• [Work to do] Extract the lines that hold the string "twelfth".

• [Excerpted data]
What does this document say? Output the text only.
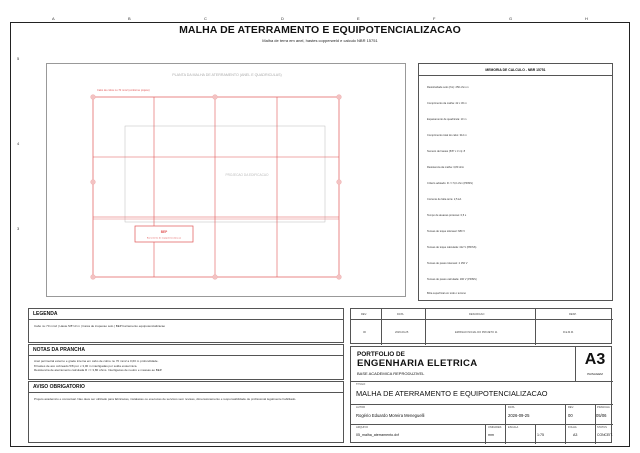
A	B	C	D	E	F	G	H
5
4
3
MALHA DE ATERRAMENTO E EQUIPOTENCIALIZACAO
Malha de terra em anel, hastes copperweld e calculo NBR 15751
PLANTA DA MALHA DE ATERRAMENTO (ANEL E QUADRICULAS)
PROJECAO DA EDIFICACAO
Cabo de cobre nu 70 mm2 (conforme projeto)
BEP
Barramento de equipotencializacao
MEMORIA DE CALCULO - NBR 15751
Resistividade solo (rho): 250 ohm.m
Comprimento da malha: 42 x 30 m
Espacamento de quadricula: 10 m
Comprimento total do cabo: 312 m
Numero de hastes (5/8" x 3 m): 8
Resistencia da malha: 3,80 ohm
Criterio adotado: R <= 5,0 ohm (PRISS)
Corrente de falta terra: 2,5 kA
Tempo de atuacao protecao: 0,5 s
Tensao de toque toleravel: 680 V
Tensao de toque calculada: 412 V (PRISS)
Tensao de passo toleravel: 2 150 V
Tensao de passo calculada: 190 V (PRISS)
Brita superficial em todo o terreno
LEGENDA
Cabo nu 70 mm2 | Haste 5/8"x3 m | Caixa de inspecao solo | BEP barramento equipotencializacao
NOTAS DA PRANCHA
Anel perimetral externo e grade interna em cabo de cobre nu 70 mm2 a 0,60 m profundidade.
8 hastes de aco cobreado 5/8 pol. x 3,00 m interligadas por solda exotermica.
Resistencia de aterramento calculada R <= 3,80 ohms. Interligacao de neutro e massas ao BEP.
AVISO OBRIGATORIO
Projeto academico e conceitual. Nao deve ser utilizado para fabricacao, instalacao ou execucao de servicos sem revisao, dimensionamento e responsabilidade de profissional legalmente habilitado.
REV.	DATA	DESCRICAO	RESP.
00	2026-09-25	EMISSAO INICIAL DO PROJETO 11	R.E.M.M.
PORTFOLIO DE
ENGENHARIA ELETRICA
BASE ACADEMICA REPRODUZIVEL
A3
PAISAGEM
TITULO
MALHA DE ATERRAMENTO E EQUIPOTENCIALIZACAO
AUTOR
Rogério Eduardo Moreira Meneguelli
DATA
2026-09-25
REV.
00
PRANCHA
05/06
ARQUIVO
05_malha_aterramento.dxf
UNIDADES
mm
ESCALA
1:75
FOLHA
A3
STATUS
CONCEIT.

==

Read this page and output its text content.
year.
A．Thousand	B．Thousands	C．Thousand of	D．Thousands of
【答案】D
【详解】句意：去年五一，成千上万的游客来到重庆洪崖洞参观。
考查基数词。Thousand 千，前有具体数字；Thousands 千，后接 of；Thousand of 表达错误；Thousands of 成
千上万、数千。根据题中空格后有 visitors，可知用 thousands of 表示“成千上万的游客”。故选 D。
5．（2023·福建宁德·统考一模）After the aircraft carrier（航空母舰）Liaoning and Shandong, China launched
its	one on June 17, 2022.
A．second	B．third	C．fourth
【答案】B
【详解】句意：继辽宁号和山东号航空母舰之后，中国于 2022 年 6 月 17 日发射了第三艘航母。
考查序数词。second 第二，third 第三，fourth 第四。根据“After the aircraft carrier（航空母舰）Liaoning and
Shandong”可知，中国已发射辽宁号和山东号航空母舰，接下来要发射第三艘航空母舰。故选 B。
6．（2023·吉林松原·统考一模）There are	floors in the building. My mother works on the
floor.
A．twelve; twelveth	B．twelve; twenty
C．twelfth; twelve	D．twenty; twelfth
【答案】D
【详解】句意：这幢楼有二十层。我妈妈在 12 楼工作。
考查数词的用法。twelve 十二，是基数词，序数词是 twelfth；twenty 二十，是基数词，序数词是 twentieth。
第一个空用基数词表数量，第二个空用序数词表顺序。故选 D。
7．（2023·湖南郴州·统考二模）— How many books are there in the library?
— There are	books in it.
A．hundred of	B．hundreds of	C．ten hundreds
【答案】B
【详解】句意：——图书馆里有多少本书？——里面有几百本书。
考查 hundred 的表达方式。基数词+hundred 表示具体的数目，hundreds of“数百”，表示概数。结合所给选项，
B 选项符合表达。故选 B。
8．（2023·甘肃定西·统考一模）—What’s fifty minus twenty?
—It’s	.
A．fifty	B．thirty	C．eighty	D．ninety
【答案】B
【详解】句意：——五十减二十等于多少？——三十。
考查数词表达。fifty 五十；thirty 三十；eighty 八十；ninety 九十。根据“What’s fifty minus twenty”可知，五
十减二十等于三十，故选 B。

==

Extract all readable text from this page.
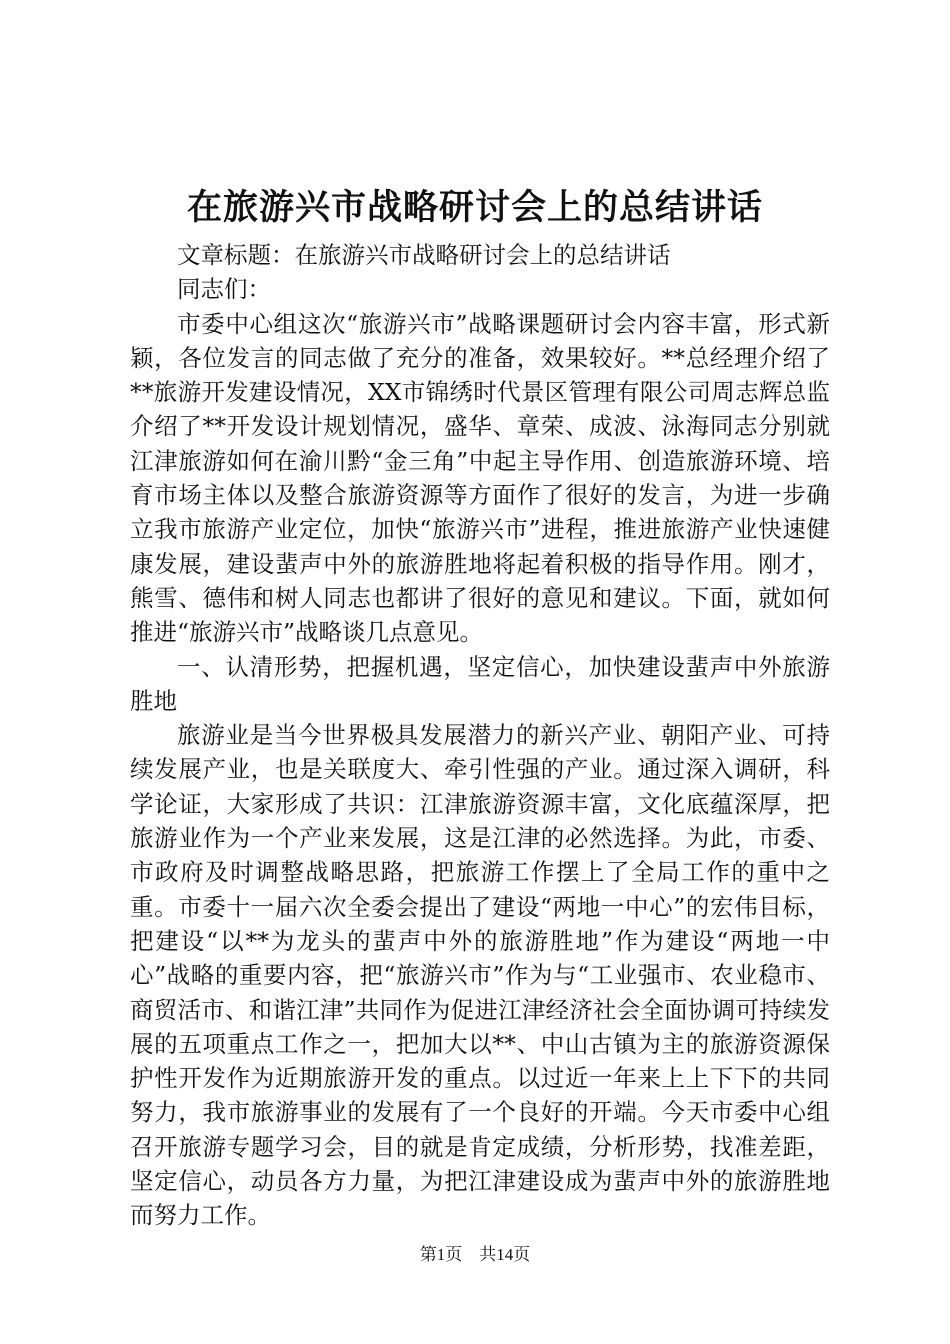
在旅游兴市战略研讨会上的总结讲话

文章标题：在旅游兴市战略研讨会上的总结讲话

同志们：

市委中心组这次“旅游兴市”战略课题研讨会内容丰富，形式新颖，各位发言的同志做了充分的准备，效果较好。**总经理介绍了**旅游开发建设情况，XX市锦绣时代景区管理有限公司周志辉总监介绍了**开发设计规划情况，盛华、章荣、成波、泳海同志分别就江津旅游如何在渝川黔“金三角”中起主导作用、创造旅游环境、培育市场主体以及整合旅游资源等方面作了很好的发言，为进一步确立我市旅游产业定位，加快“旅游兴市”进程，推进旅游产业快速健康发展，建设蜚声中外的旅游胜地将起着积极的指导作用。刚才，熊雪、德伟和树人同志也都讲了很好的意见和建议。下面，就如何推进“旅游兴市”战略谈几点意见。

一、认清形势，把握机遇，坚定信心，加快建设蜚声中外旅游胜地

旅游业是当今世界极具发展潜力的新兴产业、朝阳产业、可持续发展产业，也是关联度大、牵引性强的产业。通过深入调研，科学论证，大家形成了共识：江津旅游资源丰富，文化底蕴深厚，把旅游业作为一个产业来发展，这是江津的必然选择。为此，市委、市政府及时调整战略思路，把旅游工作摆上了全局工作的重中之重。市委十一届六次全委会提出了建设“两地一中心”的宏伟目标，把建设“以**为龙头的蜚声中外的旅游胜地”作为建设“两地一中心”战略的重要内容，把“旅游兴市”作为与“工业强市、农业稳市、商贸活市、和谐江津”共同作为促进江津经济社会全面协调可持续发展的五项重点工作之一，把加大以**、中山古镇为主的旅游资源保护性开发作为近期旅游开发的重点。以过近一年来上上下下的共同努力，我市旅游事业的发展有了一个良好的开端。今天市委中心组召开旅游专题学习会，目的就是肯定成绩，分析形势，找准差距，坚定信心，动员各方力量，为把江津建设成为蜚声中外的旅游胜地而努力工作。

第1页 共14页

• [Final result]
C．twelfth; twelve	D．twenty; twelfth
考查数词的用法。twelve 十二，是基数词，序数词是 twelfth；twenty 二十，是基数词，序数词是 twentieth。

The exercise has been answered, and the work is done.